Copy out all lines with the word "JSON" in them.

## Start GIVEN INFORMATION

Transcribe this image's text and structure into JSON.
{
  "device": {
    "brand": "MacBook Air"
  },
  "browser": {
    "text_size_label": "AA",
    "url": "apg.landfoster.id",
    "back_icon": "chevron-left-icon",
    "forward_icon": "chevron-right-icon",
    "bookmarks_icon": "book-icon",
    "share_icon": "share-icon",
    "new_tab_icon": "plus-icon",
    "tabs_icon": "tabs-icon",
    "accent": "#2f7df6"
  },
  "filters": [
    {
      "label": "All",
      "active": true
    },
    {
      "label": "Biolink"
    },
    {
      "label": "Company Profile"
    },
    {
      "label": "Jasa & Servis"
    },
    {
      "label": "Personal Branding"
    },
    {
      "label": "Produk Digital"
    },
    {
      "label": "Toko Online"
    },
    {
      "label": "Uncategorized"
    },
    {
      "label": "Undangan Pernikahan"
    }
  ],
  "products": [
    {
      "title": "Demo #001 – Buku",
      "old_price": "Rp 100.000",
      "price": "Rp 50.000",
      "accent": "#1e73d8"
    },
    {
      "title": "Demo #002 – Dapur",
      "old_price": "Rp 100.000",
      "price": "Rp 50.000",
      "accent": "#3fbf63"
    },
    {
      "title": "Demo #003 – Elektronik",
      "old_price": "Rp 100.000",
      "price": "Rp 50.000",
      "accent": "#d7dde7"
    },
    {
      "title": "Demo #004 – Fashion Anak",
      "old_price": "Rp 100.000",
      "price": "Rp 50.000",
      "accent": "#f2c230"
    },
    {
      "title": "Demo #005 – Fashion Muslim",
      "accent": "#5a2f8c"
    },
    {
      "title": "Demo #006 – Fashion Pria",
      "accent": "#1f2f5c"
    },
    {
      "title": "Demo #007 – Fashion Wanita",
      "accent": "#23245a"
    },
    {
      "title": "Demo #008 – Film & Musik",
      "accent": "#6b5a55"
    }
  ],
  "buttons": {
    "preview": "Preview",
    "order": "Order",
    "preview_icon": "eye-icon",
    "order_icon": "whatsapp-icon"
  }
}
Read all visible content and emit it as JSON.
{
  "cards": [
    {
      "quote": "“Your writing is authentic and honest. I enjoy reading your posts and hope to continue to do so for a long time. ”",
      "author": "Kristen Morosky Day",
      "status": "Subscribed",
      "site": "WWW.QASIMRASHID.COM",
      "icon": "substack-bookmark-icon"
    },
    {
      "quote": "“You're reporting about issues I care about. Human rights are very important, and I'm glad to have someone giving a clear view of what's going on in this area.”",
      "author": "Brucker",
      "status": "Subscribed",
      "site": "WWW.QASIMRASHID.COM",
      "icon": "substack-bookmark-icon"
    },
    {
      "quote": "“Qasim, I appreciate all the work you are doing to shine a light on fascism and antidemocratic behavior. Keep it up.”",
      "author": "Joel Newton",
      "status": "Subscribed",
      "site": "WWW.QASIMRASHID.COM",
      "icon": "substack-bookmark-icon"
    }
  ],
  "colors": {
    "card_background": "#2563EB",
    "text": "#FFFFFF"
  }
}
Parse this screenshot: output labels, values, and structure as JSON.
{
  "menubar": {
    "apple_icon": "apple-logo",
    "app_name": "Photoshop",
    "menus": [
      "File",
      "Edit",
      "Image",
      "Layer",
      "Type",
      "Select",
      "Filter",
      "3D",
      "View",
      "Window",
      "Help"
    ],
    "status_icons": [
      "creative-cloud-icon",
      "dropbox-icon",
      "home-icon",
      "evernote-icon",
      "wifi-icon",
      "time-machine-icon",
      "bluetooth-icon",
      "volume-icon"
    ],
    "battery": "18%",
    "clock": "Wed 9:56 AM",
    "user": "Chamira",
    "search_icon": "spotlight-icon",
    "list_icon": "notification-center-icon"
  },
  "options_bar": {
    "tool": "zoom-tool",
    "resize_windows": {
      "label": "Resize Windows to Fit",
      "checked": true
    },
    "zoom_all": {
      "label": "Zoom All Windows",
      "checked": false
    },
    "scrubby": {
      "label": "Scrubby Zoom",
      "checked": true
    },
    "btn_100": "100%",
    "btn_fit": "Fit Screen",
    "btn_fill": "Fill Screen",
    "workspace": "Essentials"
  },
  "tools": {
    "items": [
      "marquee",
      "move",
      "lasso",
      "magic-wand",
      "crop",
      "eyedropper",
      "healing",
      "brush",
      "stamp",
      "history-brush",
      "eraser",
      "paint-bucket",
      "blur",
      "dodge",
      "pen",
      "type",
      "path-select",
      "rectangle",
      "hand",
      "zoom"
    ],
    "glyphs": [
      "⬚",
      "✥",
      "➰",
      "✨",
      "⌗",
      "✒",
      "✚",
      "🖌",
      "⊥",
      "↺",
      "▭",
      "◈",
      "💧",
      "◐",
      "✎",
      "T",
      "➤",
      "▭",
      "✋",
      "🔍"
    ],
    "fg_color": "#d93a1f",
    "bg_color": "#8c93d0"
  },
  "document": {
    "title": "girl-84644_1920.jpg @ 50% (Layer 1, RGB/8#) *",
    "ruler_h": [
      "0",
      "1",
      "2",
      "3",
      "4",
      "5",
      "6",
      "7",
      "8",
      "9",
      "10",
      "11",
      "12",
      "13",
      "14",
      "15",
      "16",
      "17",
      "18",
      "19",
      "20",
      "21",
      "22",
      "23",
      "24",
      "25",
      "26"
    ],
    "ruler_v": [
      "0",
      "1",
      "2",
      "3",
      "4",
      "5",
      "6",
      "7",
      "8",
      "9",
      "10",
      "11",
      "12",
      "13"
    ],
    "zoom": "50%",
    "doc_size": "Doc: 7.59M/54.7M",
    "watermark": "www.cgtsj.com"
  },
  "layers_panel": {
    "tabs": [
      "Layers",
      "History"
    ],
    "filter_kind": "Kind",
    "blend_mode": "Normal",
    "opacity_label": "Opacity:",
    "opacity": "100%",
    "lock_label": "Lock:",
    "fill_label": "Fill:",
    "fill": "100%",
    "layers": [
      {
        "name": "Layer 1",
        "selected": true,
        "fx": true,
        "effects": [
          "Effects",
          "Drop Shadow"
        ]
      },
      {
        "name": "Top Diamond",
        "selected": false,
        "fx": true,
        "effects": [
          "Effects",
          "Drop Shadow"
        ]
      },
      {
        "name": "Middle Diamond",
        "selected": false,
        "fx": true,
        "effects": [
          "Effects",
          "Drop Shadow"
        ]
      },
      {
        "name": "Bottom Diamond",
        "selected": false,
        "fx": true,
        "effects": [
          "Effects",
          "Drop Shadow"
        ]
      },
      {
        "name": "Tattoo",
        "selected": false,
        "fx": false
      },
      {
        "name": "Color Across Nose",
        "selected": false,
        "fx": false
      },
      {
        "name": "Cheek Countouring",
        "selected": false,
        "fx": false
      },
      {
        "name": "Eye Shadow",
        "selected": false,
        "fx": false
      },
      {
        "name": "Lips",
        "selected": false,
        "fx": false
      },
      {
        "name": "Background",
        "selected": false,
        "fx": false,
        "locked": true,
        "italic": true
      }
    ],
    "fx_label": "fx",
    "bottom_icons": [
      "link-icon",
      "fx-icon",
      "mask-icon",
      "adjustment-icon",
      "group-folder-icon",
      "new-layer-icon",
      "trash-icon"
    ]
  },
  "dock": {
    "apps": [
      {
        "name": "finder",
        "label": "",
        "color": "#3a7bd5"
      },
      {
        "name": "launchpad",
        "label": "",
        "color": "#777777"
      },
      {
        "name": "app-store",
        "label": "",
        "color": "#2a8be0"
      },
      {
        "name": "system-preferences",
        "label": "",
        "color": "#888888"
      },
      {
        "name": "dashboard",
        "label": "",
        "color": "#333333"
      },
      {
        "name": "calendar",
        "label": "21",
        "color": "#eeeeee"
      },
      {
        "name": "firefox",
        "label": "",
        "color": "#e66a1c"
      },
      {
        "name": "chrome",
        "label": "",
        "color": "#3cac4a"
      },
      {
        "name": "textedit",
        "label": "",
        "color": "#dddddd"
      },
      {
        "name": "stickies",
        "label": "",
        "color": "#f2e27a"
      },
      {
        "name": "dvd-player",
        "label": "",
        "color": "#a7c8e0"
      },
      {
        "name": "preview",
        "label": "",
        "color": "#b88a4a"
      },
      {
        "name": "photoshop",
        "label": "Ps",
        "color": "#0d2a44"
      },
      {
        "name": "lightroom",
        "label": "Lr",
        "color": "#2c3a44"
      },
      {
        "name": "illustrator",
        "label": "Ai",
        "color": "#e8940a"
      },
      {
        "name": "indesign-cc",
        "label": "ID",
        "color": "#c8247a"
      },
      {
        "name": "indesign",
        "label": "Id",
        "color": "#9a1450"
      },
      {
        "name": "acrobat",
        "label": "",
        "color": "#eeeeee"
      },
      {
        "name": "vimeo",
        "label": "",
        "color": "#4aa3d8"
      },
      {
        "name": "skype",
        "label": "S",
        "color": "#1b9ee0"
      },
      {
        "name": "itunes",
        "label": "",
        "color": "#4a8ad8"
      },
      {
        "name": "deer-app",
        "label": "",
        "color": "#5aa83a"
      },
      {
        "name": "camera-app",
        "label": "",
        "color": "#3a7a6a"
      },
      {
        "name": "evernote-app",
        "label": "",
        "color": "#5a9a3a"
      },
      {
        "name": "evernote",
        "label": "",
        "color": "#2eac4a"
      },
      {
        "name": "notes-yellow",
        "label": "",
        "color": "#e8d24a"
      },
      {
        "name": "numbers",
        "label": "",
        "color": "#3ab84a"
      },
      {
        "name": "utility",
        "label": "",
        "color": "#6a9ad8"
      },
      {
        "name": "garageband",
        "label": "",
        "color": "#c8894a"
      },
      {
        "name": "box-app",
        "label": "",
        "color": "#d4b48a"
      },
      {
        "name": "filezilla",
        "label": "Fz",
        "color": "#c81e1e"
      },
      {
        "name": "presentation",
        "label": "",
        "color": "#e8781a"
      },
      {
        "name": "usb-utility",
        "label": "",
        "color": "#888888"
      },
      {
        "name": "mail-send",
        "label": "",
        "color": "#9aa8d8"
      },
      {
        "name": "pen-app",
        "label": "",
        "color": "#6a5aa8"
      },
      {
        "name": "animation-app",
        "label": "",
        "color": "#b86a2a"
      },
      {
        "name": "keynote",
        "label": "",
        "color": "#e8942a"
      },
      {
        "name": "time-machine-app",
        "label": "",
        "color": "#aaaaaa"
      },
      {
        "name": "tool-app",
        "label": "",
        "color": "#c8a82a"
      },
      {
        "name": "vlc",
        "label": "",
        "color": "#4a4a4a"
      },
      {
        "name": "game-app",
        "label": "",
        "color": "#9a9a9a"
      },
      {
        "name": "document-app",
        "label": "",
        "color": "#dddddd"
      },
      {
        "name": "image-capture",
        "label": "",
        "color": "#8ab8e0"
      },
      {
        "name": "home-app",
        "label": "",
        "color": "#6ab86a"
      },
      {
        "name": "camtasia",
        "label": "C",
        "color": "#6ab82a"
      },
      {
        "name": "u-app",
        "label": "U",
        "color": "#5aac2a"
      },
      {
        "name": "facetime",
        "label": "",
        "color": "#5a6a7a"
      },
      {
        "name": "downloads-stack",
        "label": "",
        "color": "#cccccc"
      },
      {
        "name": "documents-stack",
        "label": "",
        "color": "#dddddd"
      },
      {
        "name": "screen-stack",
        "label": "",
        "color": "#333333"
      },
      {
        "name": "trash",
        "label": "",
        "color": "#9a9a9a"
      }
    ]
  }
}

## End GIVEN INFORMATION

» **COMPLETE ANSWER**
Transcribe this image's text and structure into JSON.
Read all visible content and emit it as JSON.
Parse this screenshot: output labels, values, and structure as JSON.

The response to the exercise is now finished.